## Data entries for graphics

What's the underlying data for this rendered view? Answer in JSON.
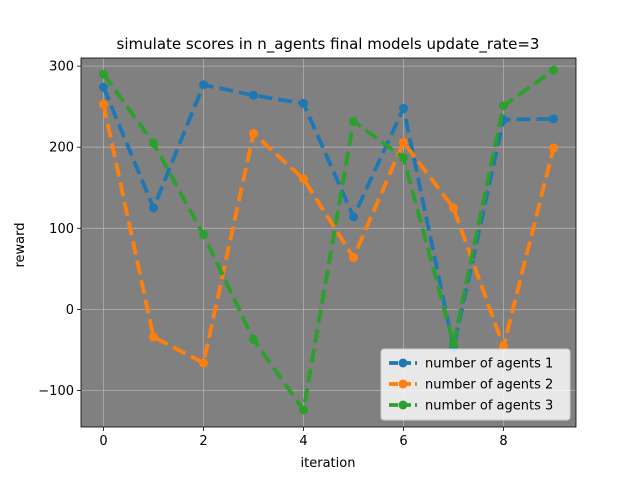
{
  "chart_data": {
    "type": "line",
    "title": "simulate scores in n_agents final models update_rate=3",
    "xlabel": "iteration",
    "ylabel": "reward",
    "x": [
      0,
      1,
      2,
      3,
      4,
      5,
      6,
      7,
      8,
      9
    ],
    "xlim": [
      -0.45,
      9.45
    ],
    "ylim": [
      -145,
      310
    ],
    "xticks": [
      0,
      2,
      4,
      6,
      8
    ],
    "yticks": [
      -100,
      0,
      100,
      200,
      300
    ],
    "ytick_labels": [
      "−100",
      "0",
      "100",
      "200",
      "300"
    ],
    "grid": true,
    "background": "#808080",
    "legend_position": "lower-right",
    "series": [
      {
        "name": "number of agents 1",
        "color": "#1f77b4",
        "values": [
          274,
          125,
          277,
          264,
          254,
          114,
          248,
          -47,
          234,
          235
        ]
      },
      {
        "name": "number of agents 2",
        "color": "#ff7f0e",
        "values": [
          253,
          -34,
          -66,
          217,
          161,
          64,
          206,
          125,
          -46,
          199
        ]
      },
      {
        "name": "number of agents 3",
        "color": "#2ca02c",
        "values": [
          290,
          205,
          92,
          -37,
          -124,
          232,
          187,
          -42,
          251,
          295
        ]
      }
    ]
  }
}
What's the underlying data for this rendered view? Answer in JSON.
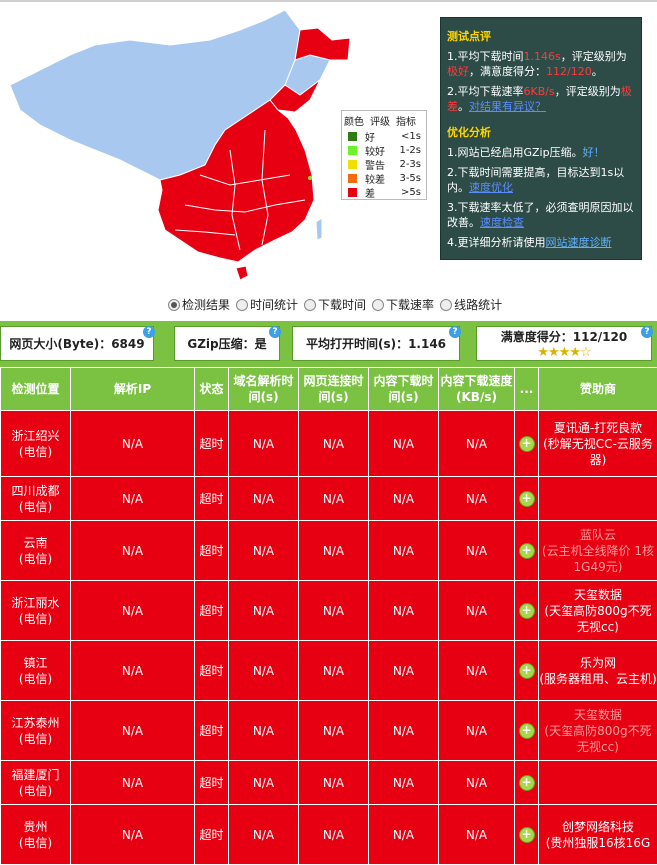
{
  "legend": {
    "headers": [
      "颜色",
      "评级",
      "指标"
    ],
    "rows": [
      {
        "color": "#2e7d14",
        "level": "好",
        "indicator": "<1s"
      },
      {
        "color": "#6cf22a",
        "level": "较好",
        "indicator": "1-2s"
      },
      {
        "color": "#f0e000",
        "level": "警告",
        "indicator": "2-3s"
      },
      {
        "color": "#f26b10",
        "level": "较差",
        "indicator": "3-5s"
      },
      {
        "color": "#e60012",
        "level": "差",
        "indicator": ">5s"
      }
    ]
  },
  "review": {
    "title": "测试点评",
    "l1a": "1.平均下载时间",
    "l1b": "1.146s",
    "l1c": "，评定级别为",
    "l1d": "极好",
    "l1e": "，满意度得分：",
    "l1f": "112/120",
    "l1g": "。",
    "l2a": "2.平均下载速率",
    "l2b": "6KB/s",
    "l2c": "，评定级别为",
    "l2d": "极差",
    "l2e": "。",
    "l2link": "对结果有异议？",
    "opt_title": "优化分析",
    "o1a": "1.网站已经启用GZip压缩。",
    "o1b": "好！",
    "o2a": "2.下载时间需要提高，目标达到1s以内。",
    "o2link": "速度优化",
    "o3a": "3.下载速率太低了，必须查明原因加以改善。",
    "o3link": "速度检查",
    "o4a": "4.更详细分析请使用",
    "o4link": "网站速度诊断"
  },
  "tabs": [
    "检测结果",
    "时间统计",
    "下载时间",
    "下载速率",
    "线路统计"
  ],
  "summary": {
    "size": "网页大小(Byte)：6849",
    "gzip": "GZip压缩：是",
    "avg": "平均打开时间(s)：1.146",
    "score": "满意度得分：112/120",
    "q": "?"
  },
  "table": {
    "headers": [
      "检测位置",
      "解析IP",
      "状态",
      "域名解析时间(s)",
      "网页连接时间(s)",
      "内容下载时间(s)",
      "内容下载速度(KB/s)",
      "...",
      "赞助商"
    ],
    "rows": [
      {
        "loc": "浙江绍兴",
        "isp": "(电信)",
        "ip": "N/A",
        "status": "超时",
        "dns": "N/A",
        "conn": "N/A",
        "dl": "N/A",
        "speed": "N/A",
        "sp1": "夏讯通-打死良款",
        "sp2": "(秒解无视CC-云服务器)"
      },
      {
        "loc": "四川成都",
        "isp": "(电信)",
        "ip": "N/A",
        "status": "超时",
        "dns": "N/A",
        "conn": "N/A",
        "dl": "N/A",
        "speed": "N/A",
        "sp1": "",
        "sp2": ""
      },
      {
        "loc": "云南",
        "isp": "(电信)",
        "ip": "N/A",
        "status": "超时",
        "dns": "N/A",
        "conn": "N/A",
        "dl": "N/A",
        "speed": "N/A",
        "sp1": "蓝队云",
        "sp2": "(云主机全线降价 1核1G49元)"
      },
      {
        "loc": "浙江丽水",
        "isp": "(电信)",
        "ip": "N/A",
        "status": "超时",
        "dns": "N/A",
        "conn": "N/A",
        "dl": "N/A",
        "speed": "N/A",
        "sp1": "天玺数据",
        "sp2": "(天玺高防800g不死无视cc)"
      },
      {
        "loc": "镇江",
        "isp": "(电信)",
        "ip": "N/A",
        "status": "超时",
        "dns": "N/A",
        "conn": "N/A",
        "dl": "N/A",
        "speed": "N/A",
        "sp1": "乐为网",
        "sp2": "(服务器租用、云主机)"
      },
      {
        "loc": "江苏泰州",
        "isp": "(电信)",
        "ip": "N/A",
        "status": "超时",
        "dns": "N/A",
        "conn": "N/A",
        "dl": "N/A",
        "speed": "N/A",
        "sp1": "天玺数据",
        "sp2": "(天玺高防800g不死无视cc)"
      },
      {
        "loc": "福建厦门",
        "isp": "(电信)",
        "ip": "N/A",
        "status": "超时",
        "dns": "N/A",
        "conn": "N/A",
        "dl": "N/A",
        "speed": "N/A",
        "sp1": "",
        "sp2": ""
      },
      {
        "loc": "贵州",
        "isp": "(电信)",
        "ip": "N/A",
        "status": "超时",
        "dns": "N/A",
        "conn": "N/A",
        "dl": "N/A",
        "speed": "N/A",
        "sp1": "创梦网络科技",
        "sp2": "(贵州独服16核16G"
      }
    ]
  },
  "colors": {
    "map_bad": "#e60012",
    "map_none": "#a8c8f0",
    "accent": "#7bc142",
    "panel": "#2d4c47"
  }
}
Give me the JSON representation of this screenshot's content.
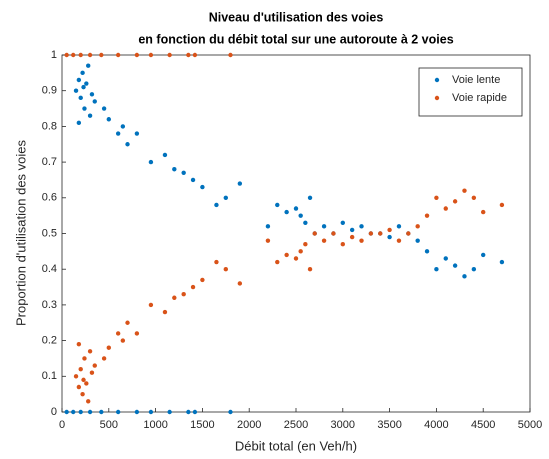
{
  "chart_data": {
    "type": "scatter",
    "title": [
      "Niveau d'utilisation des voies",
      "en fonction du débit total sur une autoroute à 2 voies"
    ],
    "x_label": "Débit total (en Veh/h)",
    "y_label": "Proportion d'utilisation des voies",
    "xlim": [
      0,
      5000
    ],
    "ylim": [
      0,
      1
    ],
    "xticks": [
      0,
      500,
      1000,
      1500,
      2000,
      2500,
      3000,
      3500,
      4000,
      4500,
      5000
    ],
    "yticks": [
      0,
      0.1,
      0.2,
      0.3,
      0.4,
      0.5,
      0.6,
      0.7,
      0.8,
      0.9,
      1
    ],
    "legend": "northeast",
    "x": [
      50,
      120,
      200,
      300,
      420,
      600,
      800,
      950,
      1150,
      1350,
      1420,
      1800,
      150,
      180,
      200,
      220,
      240,
      260,
      280,
      300,
      320,
      180,
      350,
      230,
      450,
      500,
      600,
      650,
      700,
      800,
      950,
      1100,
      1200,
      1300,
      1400,
      1500,
      1650,
      1750,
      1900,
      2200,
      2300,
      2400,
      2500,
      2550,
      2600,
      2650,
      2700,
      2800,
      2900,
      3000,
      3100,
      3200,
      3300,
      3400,
      3500,
      3600,
      3700,
      3800,
      3900,
      4000,
      4100,
      4200,
      4300,
      4400,
      4500,
      4700
    ],
    "series": [
      {
        "name": "Voie lente",
        "color": "#0072bd",
        "values": [
          0,
          0,
          0,
          0,
          0,
          0,
          0,
          0,
          0,
          0,
          0,
          0,
          0.9,
          0.93,
          0.88,
          0.95,
          0.85,
          0.92,
          0.97,
          0.83,
          0.89,
          0.81,
          0.87,
          0.91,
          0.85,
          0.82,
          0.78,
          0.8,
          0.75,
          0.78,
          0.7,
          0.72,
          0.68,
          0.67,
          0.65,
          0.63,
          0.58,
          0.6,
          0.64,
          0.52,
          0.58,
          0.56,
          0.57,
          0.55,
          0.53,
          0.6,
          0.5,
          0.52,
          0.5,
          0.53,
          0.51,
          0.52,
          0.5,
          0.5,
          0.49,
          0.52,
          0.5,
          0.48,
          0.45,
          0.4,
          0.43,
          0.41,
          0.38,
          0.4,
          0.44,
          0.42
        ]
      },
      {
        "name": "Voie rapide",
        "color": "#d95319",
        "values": [
          1,
          1,
          1,
          1,
          1,
          1,
          1,
          1,
          1,
          1,
          1,
          1,
          0.1,
          0.07,
          0.12,
          0.05,
          0.15,
          0.08,
          0.03,
          0.17,
          0.11,
          0.19,
          0.13,
          0.09,
          0.15,
          0.18,
          0.22,
          0.2,
          0.25,
          0.22,
          0.3,
          0.28,
          0.32,
          0.33,
          0.35,
          0.37,
          0.42,
          0.4,
          0.36,
          0.48,
          0.42,
          0.44,
          0.43,
          0.45,
          0.47,
          0.4,
          0.5,
          0.48,
          0.5,
          0.47,
          0.49,
          0.48,
          0.5,
          0.5,
          0.51,
          0.48,
          0.5,
          0.52,
          0.55,
          0.6,
          0.57,
          0.59,
          0.62,
          0.6,
          0.56,
          0.58
        ]
      }
    ]
  }
}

## EXERCISE AIM
Extract each line from the entries above that contains the string "name".

## FULL RESPONSE
        "name": "number of agents 1",
        "name": "number of agents 2",
        "name": "number of agents 3",
        "name": "Voie lente",
        "name": "Voie rapide",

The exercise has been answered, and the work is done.